-- START OF Supplied records --

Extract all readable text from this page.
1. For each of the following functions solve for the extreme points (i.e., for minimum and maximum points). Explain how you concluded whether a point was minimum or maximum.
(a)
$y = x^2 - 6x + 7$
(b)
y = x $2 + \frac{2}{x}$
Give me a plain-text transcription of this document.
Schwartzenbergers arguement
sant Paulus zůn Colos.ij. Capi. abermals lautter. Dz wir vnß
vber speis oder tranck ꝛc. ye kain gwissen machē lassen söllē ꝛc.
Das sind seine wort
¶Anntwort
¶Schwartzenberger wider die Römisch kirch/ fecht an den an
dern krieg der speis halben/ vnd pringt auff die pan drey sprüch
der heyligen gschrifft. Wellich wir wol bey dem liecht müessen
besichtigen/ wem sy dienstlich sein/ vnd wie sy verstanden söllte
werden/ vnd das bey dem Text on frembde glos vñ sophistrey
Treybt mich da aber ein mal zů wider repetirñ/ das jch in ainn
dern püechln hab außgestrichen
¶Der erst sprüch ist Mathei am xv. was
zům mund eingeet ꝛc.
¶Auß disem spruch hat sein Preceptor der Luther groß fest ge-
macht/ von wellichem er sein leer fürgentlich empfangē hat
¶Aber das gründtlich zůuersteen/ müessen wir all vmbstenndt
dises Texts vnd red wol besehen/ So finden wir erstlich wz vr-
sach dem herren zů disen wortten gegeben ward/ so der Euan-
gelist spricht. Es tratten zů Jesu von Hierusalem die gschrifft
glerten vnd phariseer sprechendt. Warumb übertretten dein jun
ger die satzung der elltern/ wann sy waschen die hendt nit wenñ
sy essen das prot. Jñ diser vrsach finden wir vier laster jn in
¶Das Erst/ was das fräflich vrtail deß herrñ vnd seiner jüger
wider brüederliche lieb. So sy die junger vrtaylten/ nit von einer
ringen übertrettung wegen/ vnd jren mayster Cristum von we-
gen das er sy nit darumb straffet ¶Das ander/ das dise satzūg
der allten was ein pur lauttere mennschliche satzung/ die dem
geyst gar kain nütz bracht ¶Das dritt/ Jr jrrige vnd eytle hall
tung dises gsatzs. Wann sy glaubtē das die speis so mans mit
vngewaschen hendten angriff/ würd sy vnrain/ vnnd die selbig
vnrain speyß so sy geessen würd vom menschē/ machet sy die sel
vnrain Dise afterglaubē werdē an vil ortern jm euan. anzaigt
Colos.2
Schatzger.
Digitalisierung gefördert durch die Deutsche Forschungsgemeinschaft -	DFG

-- END OF Supplied records --

▶ [The exercise]: Faithfully copy every entry, leaving nothing out.

▶ [Output for this task]:
Extract all readable text from this page.
1. For each of the following functions solve for the extreme points (i.e., for minimum and maximum points). Explain how you concluded whether a point was minimum or maximum.
(a)
$y = x^2 - 6x + 7$
(b)
y = x $2 + \frac{2}{x}$
Give me a plain-text transcription of this document.
Schwartzenbergers arguement
sant Paulus zůn Colos.ij. Capi. abermals lautter. Dz wir vnß
vber speis oder tranck ꝛc. ye kain gwissen machē lassen söllē ꝛc.
Das sind seine wort
¶Anntwort
¶Schwartzenberger wider die Römisch kirch/ fecht an den an
dern krieg der speis halben/ vnd pringt auff die pan drey sprüch
der heyligen gschrifft. Wellich wir wol bey dem liecht müessen
besichtigen/ wem sy dienstlich sein/ vnd wie sy verstanden söllte
werden/ vnd das bey dem Text on frembde glos vñ sophistrey
Treybt mich da aber ein mal zů wider repetirñ/ das jch in ainn
dern püechln hab außgestrichen
¶Der erst sprüch ist Mathei am xv. was
zům mund eingeet ꝛc.
¶Auß disem spruch hat sein Preceptor der Luther groß fest ge-
macht/ von wellichem er sein leer fürgentlich empfangē hat
¶Aber das gründtlich zůuersteen/ müessen wir all vmbstenndt
dises Texts vnd red wol besehen/ So finden wir erstlich wz vr-
sach dem herren zů disen wortten gegeben ward/ so der Euan-
gelist spricht. Es tratten zů Jesu von Hierusalem die gschrifft
glerten vnd phariseer sprechendt. Warumb übertretten dein jun
ger die satzung der elltern/ wann sy waschen die hendt nit wenñ
sy essen das prot. Jñ diser vrsach finden wir vier laster jn in
¶Das Erst/ was das fräflich vrtail deß herrñ vnd seiner jüger
wider brüederliche lieb. So sy die junger vrtaylten/ nit von einer
ringen übertrettung wegen/ vnd jren mayster Cristum von we-
gen das er sy nit darumb straffet ¶Das ander/ das dise satzūg
der allten was ein pur lauttere mennschliche satzung/ die dem
geyst gar kain nütz bracht ¶Das dritt/ Jr jrrige vnd eytle hall
tung dises gsatzs. Wann sy glaubtē das die speis so mans mit
vngewaschen hendten angriff/ würd sy vnrain/ vnnd die selbig
vnrain speyß so sy geessen würd vom menschē/ machet sy die sel
vnrain Dise afterglaubē werdē an vil ortern jm euan. anzaigt
Colos.2
Schatzger.
Digitalisierung gefördert durch die Deutsche Forschungsgemeinschaft -	DFG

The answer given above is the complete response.